**BRANO PROPOSTO**:
******

Green to Grey. Sul lago di Garda, dove turismo e cemento divorano la natura

Piattaforma di costruzione di fronte alla riva di Desenzano, foto di Stefano Nicoli
A connettere Largo Goethe a piazza Castello c’è un unico collegamento: il ponte levatoio costruito alla fine del XIII secolo dalla famiglia Dalla Scala di Verona che costruì anche la fortezza. Siamo a Sirmione, sponda lombarda del lago, e quando l’afflusso turistico è ai massimi livelli, come durante l’alta stagione, anche solo attraversare il ponte diventa un’impresa snervante. Le immagini di questo stesso ponte preso d’assalto da masse di persone degne di un concerto da stadio nel primo weekend di maggio hanno fatto il giro della rete e dei telegiornali. Quel pezzetto di strada si è trasformato sempre più in uno dei simboli dell’overtourism che interessa tutto il lago di Garda. Tanto da far parlare perfino le autorità locali della necessità di ragionare su contromisure.

******

**RIGHE FORNITE**:
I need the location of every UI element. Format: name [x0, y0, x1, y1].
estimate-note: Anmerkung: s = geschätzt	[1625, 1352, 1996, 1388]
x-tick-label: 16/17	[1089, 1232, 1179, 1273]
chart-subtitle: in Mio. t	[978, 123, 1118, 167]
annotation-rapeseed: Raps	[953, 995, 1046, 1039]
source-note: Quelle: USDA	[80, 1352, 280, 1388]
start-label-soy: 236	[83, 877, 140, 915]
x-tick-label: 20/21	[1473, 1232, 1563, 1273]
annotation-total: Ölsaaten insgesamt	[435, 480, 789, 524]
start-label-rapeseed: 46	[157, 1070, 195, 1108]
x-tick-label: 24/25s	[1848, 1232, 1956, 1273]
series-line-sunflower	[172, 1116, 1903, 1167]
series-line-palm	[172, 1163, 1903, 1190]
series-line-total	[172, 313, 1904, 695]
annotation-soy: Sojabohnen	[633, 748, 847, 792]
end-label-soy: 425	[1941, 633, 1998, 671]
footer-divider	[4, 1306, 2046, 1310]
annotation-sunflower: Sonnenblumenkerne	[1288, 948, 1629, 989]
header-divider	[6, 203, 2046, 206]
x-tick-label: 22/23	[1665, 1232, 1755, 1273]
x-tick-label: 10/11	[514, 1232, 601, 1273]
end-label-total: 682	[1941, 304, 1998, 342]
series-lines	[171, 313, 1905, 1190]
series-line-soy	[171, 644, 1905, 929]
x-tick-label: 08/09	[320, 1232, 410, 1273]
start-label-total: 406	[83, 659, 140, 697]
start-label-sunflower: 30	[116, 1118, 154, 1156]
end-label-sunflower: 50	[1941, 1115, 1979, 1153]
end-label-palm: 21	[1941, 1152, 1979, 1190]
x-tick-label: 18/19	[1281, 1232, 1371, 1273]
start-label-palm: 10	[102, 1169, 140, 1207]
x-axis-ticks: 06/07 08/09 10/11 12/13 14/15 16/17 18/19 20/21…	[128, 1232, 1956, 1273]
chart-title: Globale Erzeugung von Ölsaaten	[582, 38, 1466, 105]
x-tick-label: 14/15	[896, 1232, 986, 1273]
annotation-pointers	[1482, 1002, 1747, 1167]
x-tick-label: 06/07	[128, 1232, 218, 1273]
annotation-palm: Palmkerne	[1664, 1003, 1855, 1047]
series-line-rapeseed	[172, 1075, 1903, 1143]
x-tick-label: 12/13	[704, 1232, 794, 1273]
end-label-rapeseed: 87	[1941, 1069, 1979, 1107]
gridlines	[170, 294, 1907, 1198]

******

**LAVORO RICHIESTO**:
In base al brano sul lago di Garda, rispondi a ciascun punto con una frase completa.
1. Da chi fu costruito il ponte levatoio che collega Largo Goethe a piazza Castello?
2. Su quale sponda del lago si trova Sirmione?
3. In quale weekend il ponte è stato preso d'assalto da masse di persone?

**ESITO DELL'ESERCIZIO**:
1. Il ponte levatoio fu costruito dalla famiglia Dalla Scala di Verona, alla fine del XIII secolo.
2. Sirmione si trova sulla sponda lombarda del lago.
3. Il ponte è stato preso d'assalto nel primo weekend di maggio.